## begin Data records

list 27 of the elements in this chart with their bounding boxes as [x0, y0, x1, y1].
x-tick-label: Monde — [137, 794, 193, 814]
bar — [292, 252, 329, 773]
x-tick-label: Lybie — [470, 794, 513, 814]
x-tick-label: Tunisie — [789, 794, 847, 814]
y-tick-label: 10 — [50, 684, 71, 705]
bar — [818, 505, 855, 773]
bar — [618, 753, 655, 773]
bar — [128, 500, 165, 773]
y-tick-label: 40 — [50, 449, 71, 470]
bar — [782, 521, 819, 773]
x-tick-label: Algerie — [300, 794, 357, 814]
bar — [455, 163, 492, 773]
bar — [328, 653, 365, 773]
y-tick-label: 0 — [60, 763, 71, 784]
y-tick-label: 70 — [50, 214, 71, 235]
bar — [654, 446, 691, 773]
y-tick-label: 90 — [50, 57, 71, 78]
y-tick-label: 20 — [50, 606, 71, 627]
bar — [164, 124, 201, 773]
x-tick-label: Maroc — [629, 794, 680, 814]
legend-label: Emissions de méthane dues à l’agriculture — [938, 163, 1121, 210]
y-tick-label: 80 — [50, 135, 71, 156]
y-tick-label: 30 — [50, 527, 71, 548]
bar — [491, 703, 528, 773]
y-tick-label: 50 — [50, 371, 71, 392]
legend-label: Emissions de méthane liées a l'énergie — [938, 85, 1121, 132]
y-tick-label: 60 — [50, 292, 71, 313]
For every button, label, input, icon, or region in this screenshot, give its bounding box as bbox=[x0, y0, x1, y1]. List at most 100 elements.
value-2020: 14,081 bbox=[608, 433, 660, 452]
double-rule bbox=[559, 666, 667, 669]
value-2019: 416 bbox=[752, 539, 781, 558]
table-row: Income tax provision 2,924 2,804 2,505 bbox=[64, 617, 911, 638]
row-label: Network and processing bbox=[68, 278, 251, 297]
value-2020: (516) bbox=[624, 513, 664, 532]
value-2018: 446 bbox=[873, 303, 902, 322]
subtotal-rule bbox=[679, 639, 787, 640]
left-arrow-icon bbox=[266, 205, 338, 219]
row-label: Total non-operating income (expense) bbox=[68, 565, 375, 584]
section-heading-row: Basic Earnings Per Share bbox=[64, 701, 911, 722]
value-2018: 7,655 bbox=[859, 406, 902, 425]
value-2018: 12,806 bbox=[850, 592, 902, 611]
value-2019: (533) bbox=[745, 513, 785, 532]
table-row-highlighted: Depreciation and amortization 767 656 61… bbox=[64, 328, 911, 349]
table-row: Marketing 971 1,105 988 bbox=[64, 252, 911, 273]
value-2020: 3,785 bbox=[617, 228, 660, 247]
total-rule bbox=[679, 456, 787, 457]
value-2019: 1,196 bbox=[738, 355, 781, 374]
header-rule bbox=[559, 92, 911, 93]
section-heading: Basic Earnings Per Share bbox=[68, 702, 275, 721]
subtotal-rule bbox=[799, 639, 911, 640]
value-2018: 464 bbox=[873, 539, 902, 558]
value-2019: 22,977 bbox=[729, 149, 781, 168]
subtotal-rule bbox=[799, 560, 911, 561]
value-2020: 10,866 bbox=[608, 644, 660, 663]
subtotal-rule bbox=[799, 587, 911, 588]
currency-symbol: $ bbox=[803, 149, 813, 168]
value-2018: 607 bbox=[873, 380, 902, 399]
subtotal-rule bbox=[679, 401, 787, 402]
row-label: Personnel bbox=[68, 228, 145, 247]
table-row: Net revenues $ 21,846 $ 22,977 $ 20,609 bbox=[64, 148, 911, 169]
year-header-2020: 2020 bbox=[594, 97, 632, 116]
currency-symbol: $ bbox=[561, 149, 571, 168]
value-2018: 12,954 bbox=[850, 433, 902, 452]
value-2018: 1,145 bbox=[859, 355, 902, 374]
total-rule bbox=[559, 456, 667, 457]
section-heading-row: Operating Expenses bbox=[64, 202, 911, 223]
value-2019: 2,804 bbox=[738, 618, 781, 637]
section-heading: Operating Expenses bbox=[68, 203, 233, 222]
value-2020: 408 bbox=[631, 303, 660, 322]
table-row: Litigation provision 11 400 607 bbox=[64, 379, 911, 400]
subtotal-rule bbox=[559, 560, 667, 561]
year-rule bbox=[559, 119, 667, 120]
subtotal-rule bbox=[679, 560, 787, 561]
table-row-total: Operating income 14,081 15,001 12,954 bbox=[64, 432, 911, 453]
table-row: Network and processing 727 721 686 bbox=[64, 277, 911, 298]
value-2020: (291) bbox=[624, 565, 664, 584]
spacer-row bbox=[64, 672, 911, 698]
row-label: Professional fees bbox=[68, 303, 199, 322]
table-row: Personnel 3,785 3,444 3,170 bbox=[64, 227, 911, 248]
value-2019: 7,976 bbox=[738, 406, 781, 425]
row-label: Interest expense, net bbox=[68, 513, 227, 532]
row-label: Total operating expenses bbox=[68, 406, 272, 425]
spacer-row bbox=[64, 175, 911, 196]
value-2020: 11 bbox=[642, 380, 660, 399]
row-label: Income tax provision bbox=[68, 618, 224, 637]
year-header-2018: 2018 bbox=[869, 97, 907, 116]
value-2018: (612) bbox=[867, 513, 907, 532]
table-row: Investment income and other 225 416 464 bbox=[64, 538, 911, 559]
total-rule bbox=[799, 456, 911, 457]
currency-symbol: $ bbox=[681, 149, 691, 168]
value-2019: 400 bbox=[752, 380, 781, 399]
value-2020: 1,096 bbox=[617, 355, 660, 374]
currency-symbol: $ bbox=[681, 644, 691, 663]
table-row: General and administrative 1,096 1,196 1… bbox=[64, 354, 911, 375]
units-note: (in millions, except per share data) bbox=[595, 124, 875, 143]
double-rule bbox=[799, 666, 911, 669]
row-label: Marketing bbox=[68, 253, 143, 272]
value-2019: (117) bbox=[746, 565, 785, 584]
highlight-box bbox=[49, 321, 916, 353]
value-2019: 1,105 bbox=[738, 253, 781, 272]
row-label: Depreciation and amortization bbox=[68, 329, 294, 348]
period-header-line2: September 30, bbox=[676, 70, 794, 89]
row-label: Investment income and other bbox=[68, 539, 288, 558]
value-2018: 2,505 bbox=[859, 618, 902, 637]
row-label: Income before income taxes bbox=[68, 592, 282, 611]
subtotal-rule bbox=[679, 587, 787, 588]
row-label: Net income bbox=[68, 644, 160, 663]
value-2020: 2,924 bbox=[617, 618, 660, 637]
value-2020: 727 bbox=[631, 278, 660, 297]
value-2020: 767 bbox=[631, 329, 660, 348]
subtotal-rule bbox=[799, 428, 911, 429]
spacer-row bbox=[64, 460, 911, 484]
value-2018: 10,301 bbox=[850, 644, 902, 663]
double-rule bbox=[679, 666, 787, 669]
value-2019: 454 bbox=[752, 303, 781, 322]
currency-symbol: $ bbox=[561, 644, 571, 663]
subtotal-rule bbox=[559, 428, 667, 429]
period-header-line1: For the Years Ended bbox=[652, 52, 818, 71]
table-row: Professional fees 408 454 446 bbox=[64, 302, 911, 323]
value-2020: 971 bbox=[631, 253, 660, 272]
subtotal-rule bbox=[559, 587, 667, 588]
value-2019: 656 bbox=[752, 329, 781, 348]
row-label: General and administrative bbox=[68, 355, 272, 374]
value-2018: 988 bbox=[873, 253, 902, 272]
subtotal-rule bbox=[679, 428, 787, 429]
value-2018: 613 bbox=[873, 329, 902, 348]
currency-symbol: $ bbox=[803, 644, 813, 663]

## end Data records

Goal →
Arrange every line of the listing above as a numbered list, leaving out any blank lines.

Reply to the task →
1. list 27 of the elements in this chart with their bounding boxes as [x0, y0, x1, y1].
2. x-tick-label: Monde — [137, 794, 193, 814]
3. bar — [292, 252, 329, 773]
4. x-tick-label: Lybie — [470, 794, 513, 814]
5. x-tick-label: Tunisie — [789, 794, 847, 814]
6. y-tick-label: 10 — [50, 684, 71, 705]
7. bar — [818, 505, 855, 773]
8. bar — [618, 753, 655, 773]
9. bar — [128, 500, 165, 773]
10. y-tick-label: 40 — [50, 449, 71, 470]
11. bar — [782, 521, 819, 773]
12. x-tick-label: Algerie — [300, 794, 357, 814]
13. bar — [455, 163, 492, 773]
14. bar — [328, 653, 365, 773]
15. y-tick-label: 0 — [60, 763, 71, 784]
16. y-tick-label: 70 — [50, 214, 71, 235]
17. bar — [654, 446, 691, 773]
18. y-tick-label: 90 — [50, 57, 71, 78]
19. y-tick-label: 20 — [50, 606, 71, 627]
20. bar — [164, 124, 201, 773]
21. x-tick-label: Maroc — [629, 794, 680, 814]
22. legend-label: Emissions de méthane dues à l’agriculture — [938, 163, 1121, 210]
23. y-tick-label: 80 — [50, 135, 71, 156]
24. y-tick-label: 30 — [50, 527, 71, 548]
25. bar — [491, 703, 528, 773]
26. y-tick-label: 50 — [50, 371, 71, 392]
27. legend-label: Emissions de méthane liées a l'énergie — [938, 85, 1121, 132]
28. y-tick-label: 60 — [50, 292, 71, 313]
29. For every button, label, input, icon, or region in this screenshot, give its bounding box as bbox=[x0, y0, x1, y1]. List at most 100 elements.
30. value-2020: 14,081 bbox=[608, 433, 660, 452]
31. double-rule bbox=[559, 666, 667, 669]
32. value-2019: 416 bbox=[752, 539, 781, 558]
33. table-row: Income tax provision 2,924 2,804 2,505 bbox=[64, 617, 911, 638]
34. row-label: Network and processing bbox=[68, 278, 251, 297]
35. value-2020: (516) bbox=[624, 513, 664, 532]
36. value-2018: 446 bbox=[873, 303, 902, 322]
37. subtotal-rule bbox=[679, 639, 787, 640]
38. left-arrow-icon bbox=[266, 205, 338, 219]
39. row-label: Total non-operating income (expense) bbox=[68, 565, 375, 584]
40. section-heading-row: Basic Earnings Per Share bbox=[64, 701, 911, 722]
41. value-2018: 7,655 bbox=[859, 406, 902, 425]
42. value-2018: 12,806 bbox=[850, 592, 902, 611]
43. value-2019: (533) bbox=[745, 513, 785, 532]
44. table-row-highlighted: Depreciation and amortization 767 656 61… bbox=[64, 328, 911, 349]
45. table-row: Marketing 971 1,105 988 bbox=[64, 252, 911, 273]
46. value-2020: 3,785 bbox=[617, 228, 660, 247]
47. total-rule bbox=[679, 456, 787, 457]
48. value-2019: 1,196 bbox=[738, 355, 781, 374]
49. header-rule bbox=[559, 92, 911, 93]
50. section-heading: Basic Earnings Per Share bbox=[68, 702, 275, 721]
51. subtotal-rule bbox=[799, 639, 911, 640]
52. value-2018: 464 bbox=[873, 539, 902, 558]
53. value-2019: 22,977 bbox=[729, 149, 781, 168]
54. subtotal-rule bbox=[799, 560, 911, 561]
55. value-2020: 10,866 bbox=[608, 644, 660, 663]
56. subtotal-rule bbox=[799, 587, 911, 588]
57. currency-symbol: $ bbox=[803, 149, 813, 168]
58. value-2018: 607 bbox=[873, 380, 902, 399]
59. subtotal-rule bbox=[679, 401, 787, 402]
60. row-label: Personnel bbox=[68, 228, 145, 247]
61. table-row: Net revenues $ 21,846 $ 22,977 $ 20,609 bbox=[64, 148, 911, 169]
62. year-header-2020: 2020 bbox=[594, 97, 632, 116]
63. currency-symbol: $ bbox=[561, 149, 571, 168]
64. value-2018: 12,954 bbox=[850, 433, 902, 452]
65. value-2018: 1,145 bbox=[859, 355, 902, 374]
66. total-rule bbox=[559, 456, 667, 457]
67. section-heading-row: Operating Expenses bbox=[64, 202, 911, 223]
68. value-2019: 2,804 bbox=[738, 618, 781, 637]
69. section-heading: Operating Expenses bbox=[68, 203, 233, 222]
70. value-2020: 408 bbox=[631, 303, 660, 322]
71. table-row: Litigation provision 11 400 607 bbox=[64, 379, 911, 400]
72. subtotal-rule bbox=[559, 560, 667, 561]
73. year-rule bbox=[559, 119, 667, 120]
74. subtotal-rule bbox=[679, 560, 787, 561]
75. table-row-total: Operating income 14,081 15,001 12,954 bbox=[64, 432, 911, 453]
76. table-row: Network and processing 727 721 686 bbox=[64, 277, 911, 298]
77. value-2020: (291) bbox=[624, 565, 664, 584]
78. spacer-row bbox=[64, 672, 911, 698]
79. row-label: Professional fees bbox=[68, 303, 199, 322]
80. table-row: Personnel 3,785 3,444 3,170 bbox=[64, 227, 911, 248]
81. value-2019: 7,976 bbox=[738, 406, 781, 425]
82. row-label: Interest expense, net bbox=[68, 513, 227, 532]
83. row-label: Total operating expenses bbox=[68, 406, 272, 425]
84. spacer-row bbox=[64, 175, 911, 196]
85. value-2020: 11 bbox=[642, 380, 660, 399]
86. row-label: Income tax provision bbox=[68, 618, 224, 637]
87. year-header-2018: 2018 bbox=[869, 97, 907, 116]
88. value-2018: (612) bbox=[867, 513, 907, 532]
89. table-row: Investment income and other 225 416 464 bbox=[64, 538, 911, 559]
90. total-rule bbox=[799, 456, 911, 457]
91. currency-symbol: $ bbox=[681, 149, 691, 168]
92. value-2019: 400 bbox=[752, 380, 781, 399]
93. value-2020: 1,096 bbox=[617, 355, 660, 374]
94. currency-symbol: $ bbox=[681, 644, 691, 663]
95. table-row: General and administrative 1,096 1,196 1… bbox=[64, 354, 911, 375]
96. units-note: (in millions, except per share data) bbox=[595, 124, 875, 143]
97. double-rule bbox=[799, 666, 911, 669]
98. row-label: Marketing bbox=[68, 253, 143, 272]
99. value-2019: (117) bbox=[746, 565, 785, 584]
100. highlight-box bbox=[49, 321, 916, 353]
101. value-2019: 1,105 bbox=[738, 253, 781, 272]
102. row-label: Depreciation and amortization bbox=[68, 329, 294, 348]
103. period-header-line2: September 30, bbox=[676, 70, 794, 89]
104. row-label: Investment income and other bbox=[68, 539, 288, 558]
105. value-2018: 2,505 bbox=[859, 618, 902, 637]
106. row-label: Income before income taxes bbox=[68, 592, 282, 611]
107. subtotal-rule bbox=[679, 587, 787, 588]
108. row-label: Net income bbox=[68, 644, 160, 663]
109. value-2020: 2,924 bbox=[617, 618, 660, 637]
110. value-2020: 727 bbox=[631, 278, 660, 297]
111. value-2020: 767 bbox=[631, 329, 660, 348]
112. subtotal-rule bbox=[799, 428, 911, 429]
113. spacer-row bbox=[64, 460, 911, 484]
114. value-2018: 10,301 bbox=[850, 644, 902, 663]
115. double-rule bbox=[679, 666, 787, 669]
116. value-2019: 454 bbox=[752, 303, 781, 322]
117. currency-symbol: $ bbox=[561, 644, 571, 663]
118. subtotal-rule bbox=[559, 428, 667, 429]
119. period-header-line1: For the Years Ended bbox=[652, 52, 818, 71]
120. table-row: Professional fees 408 454 446 bbox=[64, 302, 911, 323]
121. value-2020: 971 bbox=[631, 253, 660, 272]
122. subtotal-rule bbox=[559, 587, 667, 588]
123. value-2019: 656 bbox=[752, 329, 781, 348]
124. row-label: General and administrative bbox=[68, 355, 272, 374]
125. value-2018: 988 bbox=[873, 253, 902, 272]
126. subtotal-rule bbox=[679, 428, 787, 429]
127. value-2018: 613 bbox=[873, 329, 902, 348]
128. currency-symbol: $ bbox=[803, 644, 813, 663]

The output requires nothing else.